● **THE EXERCISE**: Determine how many lines of the data below contain "Influence", then give only that number.

┏━━

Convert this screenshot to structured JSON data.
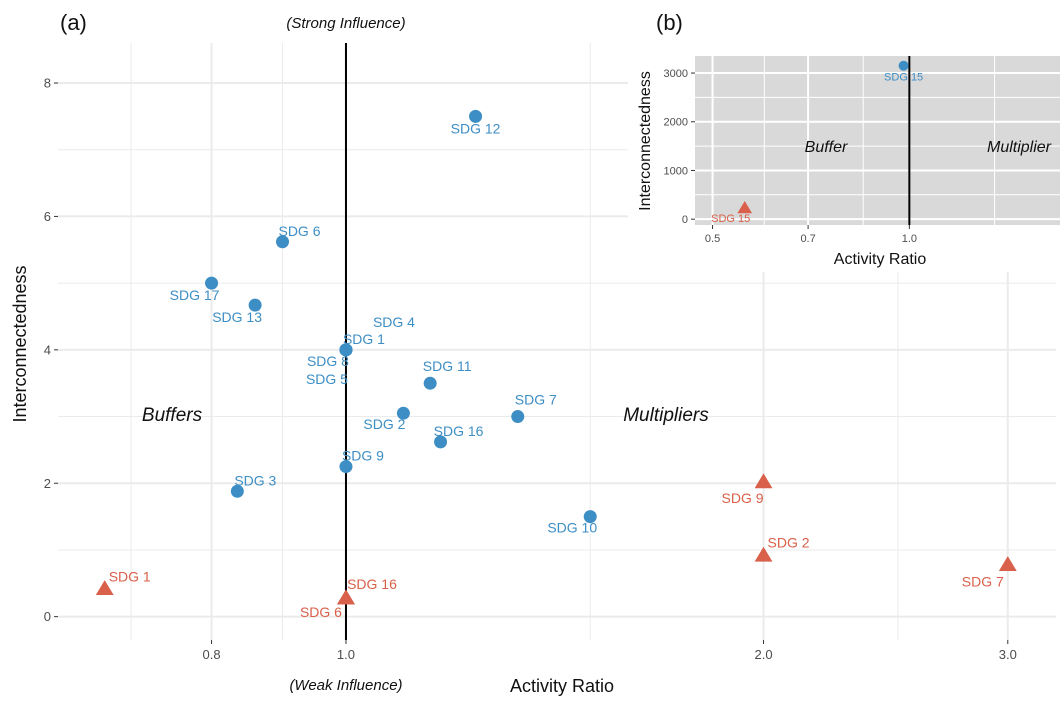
{
  "chart_data": [
    {
      "panel_label": "(a)",
      "type": "scatter",
      "xlabel": "Activity Ratio",
      "ylabel": "Interconnectedness",
      "x_scale": "log",
      "xlim": [
        0.62,
        3.25
      ],
      "ylim": [
        -0.35,
        8.6
      ],
      "x_ticks": [
        {
          "value": 0.8,
          "label": "0.8"
        },
        {
          "value": 1.0,
          "label": "1.0"
        },
        {
          "value": 2.0,
          "label": "2.0"
        },
        {
          "value": 3.0,
          "label": "3.0"
        }
      ],
      "x_minor_grid": [
        0.7,
        0.9,
        1.5,
        2.5
      ],
      "y_ticks": [
        {
          "value": 0,
          "label": "0"
        },
        {
          "value": 2,
          "label": "2"
        },
        {
          "value": 4,
          "label": "4"
        },
        {
          "value": 6,
          "label": "6"
        },
        {
          "value": 8,
          "label": "8"
        }
      ],
      "y_minor_grid": [
        1,
        3,
        5,
        7
      ],
      "reference_line_x": 1.0,
      "annotations": {
        "top": "(Strong Influence)",
        "bottom": "(Weak Influence)",
        "left": "Buffers",
        "right": "Multipliers"
      },
      "series": [
        {
          "color": "#3d8ec4",
          "marker": "circle",
          "points": [
            {
              "label": "SDG 12",
              "x": 1.24,
              "y": 7.5
            },
            {
              "label": "SDG 6",
              "x": 0.9,
              "y": 5.62
            },
            {
              "label": "SDG 17",
              "x": 0.8,
              "y": 5.0
            },
            {
              "label": "SDG 13",
              "x": 0.86,
              "y": 4.67
            },
            {
              "label": "SDG 4",
              "x": 1.0,
              "y": 4.0
            },
            {
              "label": "SDG 1",
              "x": 1.0,
              "y": 4.0
            },
            {
              "label": "SDG 8",
              "x": 1.0,
              "y": 4.0
            },
            {
              "label": "SDG 5",
              "x": 1.0,
              "y": 4.0
            },
            {
              "label": "SDG 11",
              "x": 1.15,
              "y": 3.5
            },
            {
              "label": "SDG 7",
              "x": 1.33,
              "y": 3.0
            },
            {
              "label": "SDG 2",
              "x": 1.1,
              "y": 3.05
            },
            {
              "label": "SDG 16",
              "x": 1.17,
              "y": 2.62
            },
            {
              "label": "SDG 9",
              "x": 1.0,
              "y": 2.25
            },
            {
              "label": "SDG 3",
              "x": 0.835,
              "y": 1.88
            },
            {
              "label": "SDG 10",
              "x": 1.5,
              "y": 1.5
            }
          ]
        },
        {
          "color": "#d9604a",
          "marker": "triangle",
          "points": [
            {
              "label": "SDG 1",
              "x": 0.67,
              "y": 0.42
            },
            {
              "label": "SDG 16",
              "x": 1.0,
              "y": 0.28
            },
            {
              "label": "SDG 6",
              "x": 1.0,
              "y": 0.28
            },
            {
              "label": "SDG 9",
              "x": 2.0,
              "y": 2.02
            },
            {
              "label": "SDG 2",
              "x": 2.0,
              "y": 0.92
            },
            {
              "label": "SDG 7",
              "x": 3.0,
              "y": 0.78
            }
          ]
        }
      ]
    },
    {
      "panel_label": "(b)",
      "type": "scatter",
      "xlabel": "Activity Ratio",
      "ylabel": "Interconnectedness",
      "x_scale": "log",
      "xlim": [
        0.47,
        1.7
      ],
      "ylim": [
        -120,
        3350
      ],
      "panel_background": "#d9d9d9",
      "x_ticks": [
        {
          "value": 0.5,
          "label": "0.5"
        },
        {
          "value": 0.7,
          "label": "0.7"
        },
        {
          "value": 1.0,
          "label": "1.0"
        }
      ],
      "x_minor_grid": [
        0.6,
        0.85,
        1.35
      ],
      "y_ticks": [
        {
          "value": 0,
          "label": "0"
        },
        {
          "value": 1000,
          "label": "1000"
        },
        {
          "value": 2000,
          "label": "2000"
        },
        {
          "value": 3000,
          "label": "3000"
        }
      ],
      "y_minor_grid": [
        500,
        1500,
        2500
      ],
      "reference_line_x": 1.0,
      "annotations": {
        "left": "Buffer",
        "right": "Multiplier"
      },
      "series": [
        {
          "color": "#3d8ec4",
          "marker": "circle",
          "points": [
            {
              "label": "SDG 15",
              "x": 0.98,
              "y": 3150
            }
          ]
        },
        {
          "color": "#d9604a",
          "marker": "triangle",
          "points": [
            {
              "label": "SDG 15",
              "x": 0.56,
              "y": 230
            }
          ]
        }
      ]
    }
  ]
}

┗━━

● **TASK RESPONSE**: 2